--- Start MATERIAL ---

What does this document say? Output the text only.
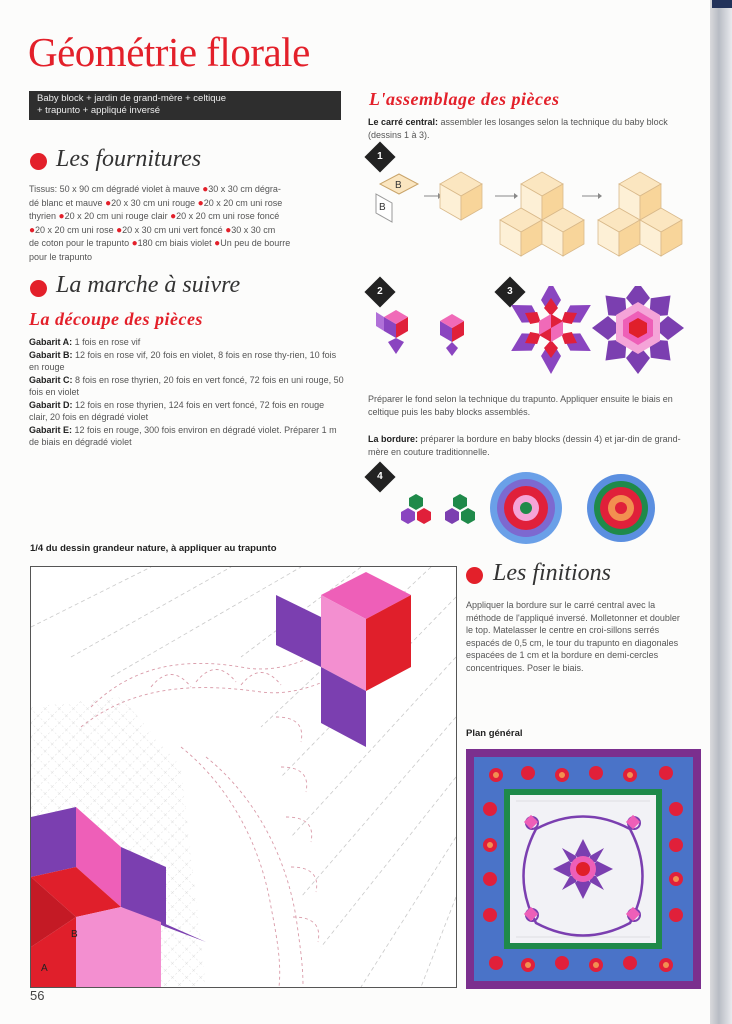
Géométrie florale
Baby block + jardin de grand-mère + celtique
+ trapunto + appliqué inversé
Les fournitures
Tissus: 50 x 90 cm dégradé violet à mauve ●30 x 30 cm dégra-
dé blanc et mauve ●20 x 30 cm uni rouge ●20 x 20 cm uni rose
thyrien ●20 x 20 cm uni rouge clair ●20 x 20 cm uni rose foncé
●20 x 20 cm uni rose ●20 x 30 cm uni vert foncé ●30 x 30 cm
de coton pour le trapunto ●180 cm biais violet ●Un peu de bourre
pour le trapunto
La marche à suivre
La découpe des pièces
Gabarit A: 1 fois en rose vif
Gabarit B: 12 fois en rose vif, 20 fois en violet, 8 fois en rose thy-rien, 10 fois en rouge
Gabarit C: 8 fois en rose thyrien, 20 fois en vert foncé, 72 fois en uni rouge, 50 fois en violet
Gabarit D: 12 fois en rose thyrien, 124 fois en vert foncé, 72 fois en rouge clair, 20 fois en dégradé violet
Gabarit E: 12 fois en rouge, 300 fois environ en dégradé violet. Préparer 1 m de biais en dégradé violet
L'assemblage des pièces
Le carré central: assembler les losanges selon la technique du baby block (dessins 1 à 3).
1
B
B
2	3
Préparer le fond selon la technique du trapunto. Appliquer ensuite le biais en celtique puis les baby blocks assemblés.
La bordure: préparer la bordure en baby blocks (dessin 4) et jar-din de grand-mère en couture traditionnelle.
4
1/4 du dessin grandeur nature, à appliquer au trapunto
B
A
56
Les finitions
Appliquer la bordure sur le carré central avec la méthode de l'appliqué inversé. Molletonner et doubler le top. Matelasser le centre en croi-sillons serrés espacés de 0,5 cm, le tour du trapunto en diagonales espacées de 1 cm et la bordure en demi-cercles concentriques. Poser le biais.
Plan général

--- End MATERIAL ---

Look through the data above. Find each line with the string "technique" and copy it.

ANSWER TO THIS PROBLEM:
Le carré central: assembler les losanges selon la technique du baby block (dessins 1 à 3).
Préparer le fond selon la technique du trapunto. Appliquer ensuite le biais en celtique puis les baby blocks assemblés.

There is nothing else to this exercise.